Stated problem: Collect each line containing "Hausbesuch".

Materials provided:
-- begin --
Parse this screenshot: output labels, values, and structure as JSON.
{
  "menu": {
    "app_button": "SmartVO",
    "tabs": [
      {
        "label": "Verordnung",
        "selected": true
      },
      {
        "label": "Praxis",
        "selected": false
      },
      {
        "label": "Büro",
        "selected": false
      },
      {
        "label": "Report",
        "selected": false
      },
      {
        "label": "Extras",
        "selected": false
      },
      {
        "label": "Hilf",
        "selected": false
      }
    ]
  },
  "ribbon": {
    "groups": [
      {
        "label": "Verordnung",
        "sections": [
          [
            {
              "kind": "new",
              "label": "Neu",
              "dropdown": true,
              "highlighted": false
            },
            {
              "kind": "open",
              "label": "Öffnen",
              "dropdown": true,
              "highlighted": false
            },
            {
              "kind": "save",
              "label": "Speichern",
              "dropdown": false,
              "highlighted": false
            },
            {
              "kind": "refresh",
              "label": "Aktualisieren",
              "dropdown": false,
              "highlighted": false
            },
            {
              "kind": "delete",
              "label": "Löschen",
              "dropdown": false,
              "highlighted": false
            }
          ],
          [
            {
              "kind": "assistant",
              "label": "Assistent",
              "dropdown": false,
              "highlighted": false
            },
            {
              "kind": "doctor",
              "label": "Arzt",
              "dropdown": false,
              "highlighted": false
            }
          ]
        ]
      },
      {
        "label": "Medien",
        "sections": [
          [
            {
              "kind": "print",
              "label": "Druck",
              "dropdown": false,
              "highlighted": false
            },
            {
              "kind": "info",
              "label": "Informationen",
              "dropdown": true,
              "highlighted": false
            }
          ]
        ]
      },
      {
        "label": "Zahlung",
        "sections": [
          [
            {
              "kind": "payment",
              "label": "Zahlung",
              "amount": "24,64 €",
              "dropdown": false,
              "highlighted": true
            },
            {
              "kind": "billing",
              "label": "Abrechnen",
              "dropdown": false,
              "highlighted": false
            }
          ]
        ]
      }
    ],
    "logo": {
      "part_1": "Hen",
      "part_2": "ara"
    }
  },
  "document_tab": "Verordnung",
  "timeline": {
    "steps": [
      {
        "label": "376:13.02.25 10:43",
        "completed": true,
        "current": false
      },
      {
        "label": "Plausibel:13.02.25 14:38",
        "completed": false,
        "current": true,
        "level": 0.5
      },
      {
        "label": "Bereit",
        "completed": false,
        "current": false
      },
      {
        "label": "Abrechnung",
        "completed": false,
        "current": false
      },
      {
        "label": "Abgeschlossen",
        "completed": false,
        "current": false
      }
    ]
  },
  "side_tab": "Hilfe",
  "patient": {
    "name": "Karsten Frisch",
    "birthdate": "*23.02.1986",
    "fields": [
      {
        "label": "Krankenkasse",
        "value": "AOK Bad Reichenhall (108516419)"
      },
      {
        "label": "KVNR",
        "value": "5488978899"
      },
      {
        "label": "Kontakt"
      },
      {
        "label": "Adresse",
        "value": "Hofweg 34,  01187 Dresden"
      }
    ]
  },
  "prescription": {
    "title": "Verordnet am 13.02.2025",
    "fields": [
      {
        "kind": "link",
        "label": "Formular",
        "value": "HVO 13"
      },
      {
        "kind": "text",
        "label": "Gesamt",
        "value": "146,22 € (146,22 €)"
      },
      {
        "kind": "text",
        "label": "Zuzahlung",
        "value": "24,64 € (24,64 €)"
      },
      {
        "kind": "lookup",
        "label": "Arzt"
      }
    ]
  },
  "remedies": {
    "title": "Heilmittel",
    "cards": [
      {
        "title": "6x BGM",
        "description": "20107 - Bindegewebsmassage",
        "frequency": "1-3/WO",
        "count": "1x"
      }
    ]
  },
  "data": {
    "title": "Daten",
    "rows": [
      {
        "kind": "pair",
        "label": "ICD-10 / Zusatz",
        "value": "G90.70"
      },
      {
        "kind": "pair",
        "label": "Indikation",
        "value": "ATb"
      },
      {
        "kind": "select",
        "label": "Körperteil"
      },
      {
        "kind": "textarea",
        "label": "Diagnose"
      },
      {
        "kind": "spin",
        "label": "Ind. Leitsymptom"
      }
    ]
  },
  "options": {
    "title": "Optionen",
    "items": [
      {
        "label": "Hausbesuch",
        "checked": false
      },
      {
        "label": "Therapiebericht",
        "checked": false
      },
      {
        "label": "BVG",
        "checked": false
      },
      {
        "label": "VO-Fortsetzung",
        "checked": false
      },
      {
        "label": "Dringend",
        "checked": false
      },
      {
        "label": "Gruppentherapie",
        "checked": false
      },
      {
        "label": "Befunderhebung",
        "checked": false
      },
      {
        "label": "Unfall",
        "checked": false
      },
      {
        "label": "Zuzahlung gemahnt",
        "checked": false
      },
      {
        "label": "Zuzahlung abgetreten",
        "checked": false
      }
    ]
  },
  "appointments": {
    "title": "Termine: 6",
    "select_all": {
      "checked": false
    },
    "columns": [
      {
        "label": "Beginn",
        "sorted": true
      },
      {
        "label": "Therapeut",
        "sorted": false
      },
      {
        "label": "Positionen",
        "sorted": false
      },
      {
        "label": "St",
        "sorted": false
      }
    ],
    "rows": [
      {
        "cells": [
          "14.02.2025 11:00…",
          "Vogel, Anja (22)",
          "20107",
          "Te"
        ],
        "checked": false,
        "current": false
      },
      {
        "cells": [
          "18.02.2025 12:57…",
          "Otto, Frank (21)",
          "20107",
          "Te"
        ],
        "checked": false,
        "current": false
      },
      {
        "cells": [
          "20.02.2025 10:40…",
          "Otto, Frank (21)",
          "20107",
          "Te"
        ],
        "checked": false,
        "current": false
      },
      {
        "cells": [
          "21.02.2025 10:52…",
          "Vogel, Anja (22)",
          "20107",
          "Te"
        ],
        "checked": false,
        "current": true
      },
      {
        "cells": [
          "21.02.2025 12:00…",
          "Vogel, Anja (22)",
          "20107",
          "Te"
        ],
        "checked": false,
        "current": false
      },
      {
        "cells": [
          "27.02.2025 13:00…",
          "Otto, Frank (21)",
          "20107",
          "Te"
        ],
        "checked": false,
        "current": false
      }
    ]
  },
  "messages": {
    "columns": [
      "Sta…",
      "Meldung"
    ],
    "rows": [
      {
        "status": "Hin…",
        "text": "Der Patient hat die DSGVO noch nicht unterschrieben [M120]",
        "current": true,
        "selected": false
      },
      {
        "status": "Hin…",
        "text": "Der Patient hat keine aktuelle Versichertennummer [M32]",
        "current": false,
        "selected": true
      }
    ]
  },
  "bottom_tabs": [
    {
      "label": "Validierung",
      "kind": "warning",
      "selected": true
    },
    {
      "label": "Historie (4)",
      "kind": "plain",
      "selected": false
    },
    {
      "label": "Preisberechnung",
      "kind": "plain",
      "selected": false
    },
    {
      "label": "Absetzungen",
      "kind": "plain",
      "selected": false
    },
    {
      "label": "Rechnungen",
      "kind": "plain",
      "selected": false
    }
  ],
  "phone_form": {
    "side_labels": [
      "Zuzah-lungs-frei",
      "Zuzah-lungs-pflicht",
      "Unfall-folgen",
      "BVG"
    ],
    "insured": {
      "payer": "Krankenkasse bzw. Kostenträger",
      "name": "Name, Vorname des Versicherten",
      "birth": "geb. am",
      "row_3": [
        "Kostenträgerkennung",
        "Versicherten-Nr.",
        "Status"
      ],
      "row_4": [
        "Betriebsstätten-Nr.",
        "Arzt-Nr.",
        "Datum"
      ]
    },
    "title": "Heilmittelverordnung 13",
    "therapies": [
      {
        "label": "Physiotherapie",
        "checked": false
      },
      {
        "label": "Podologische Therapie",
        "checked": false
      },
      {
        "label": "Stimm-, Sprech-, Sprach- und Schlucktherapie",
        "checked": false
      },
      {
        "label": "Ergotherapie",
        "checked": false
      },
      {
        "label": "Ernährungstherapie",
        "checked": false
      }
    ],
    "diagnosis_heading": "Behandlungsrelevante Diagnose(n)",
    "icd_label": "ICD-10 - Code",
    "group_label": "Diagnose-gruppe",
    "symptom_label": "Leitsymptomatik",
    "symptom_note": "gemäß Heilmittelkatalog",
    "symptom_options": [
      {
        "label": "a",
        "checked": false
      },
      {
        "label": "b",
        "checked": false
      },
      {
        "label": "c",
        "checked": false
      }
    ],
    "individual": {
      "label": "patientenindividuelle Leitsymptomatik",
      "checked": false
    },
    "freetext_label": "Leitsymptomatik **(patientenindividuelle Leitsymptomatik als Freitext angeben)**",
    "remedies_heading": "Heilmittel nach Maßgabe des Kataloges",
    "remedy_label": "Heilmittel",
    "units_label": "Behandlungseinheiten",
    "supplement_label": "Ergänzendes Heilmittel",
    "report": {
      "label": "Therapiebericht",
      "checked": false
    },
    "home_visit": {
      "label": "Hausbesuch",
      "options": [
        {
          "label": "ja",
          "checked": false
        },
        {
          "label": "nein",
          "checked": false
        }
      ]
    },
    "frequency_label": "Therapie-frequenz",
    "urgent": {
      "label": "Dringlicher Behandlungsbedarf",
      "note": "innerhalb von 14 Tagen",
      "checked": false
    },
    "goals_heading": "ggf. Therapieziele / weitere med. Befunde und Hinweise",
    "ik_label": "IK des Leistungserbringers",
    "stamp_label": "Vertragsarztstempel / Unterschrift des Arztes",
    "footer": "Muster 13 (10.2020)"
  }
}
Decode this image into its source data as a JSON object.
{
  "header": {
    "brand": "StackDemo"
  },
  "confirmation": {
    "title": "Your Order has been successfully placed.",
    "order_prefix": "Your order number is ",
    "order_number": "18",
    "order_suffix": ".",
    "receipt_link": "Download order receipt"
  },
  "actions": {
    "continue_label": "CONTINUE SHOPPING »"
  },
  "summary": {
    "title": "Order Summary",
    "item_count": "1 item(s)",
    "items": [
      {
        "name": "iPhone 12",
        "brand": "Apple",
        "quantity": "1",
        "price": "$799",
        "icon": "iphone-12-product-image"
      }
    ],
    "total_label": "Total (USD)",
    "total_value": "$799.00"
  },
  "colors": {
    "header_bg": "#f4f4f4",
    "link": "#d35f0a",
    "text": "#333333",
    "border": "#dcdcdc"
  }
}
-- end --
The response:
        "label": "Hausbesuch",
      "label": "Hausbesuch",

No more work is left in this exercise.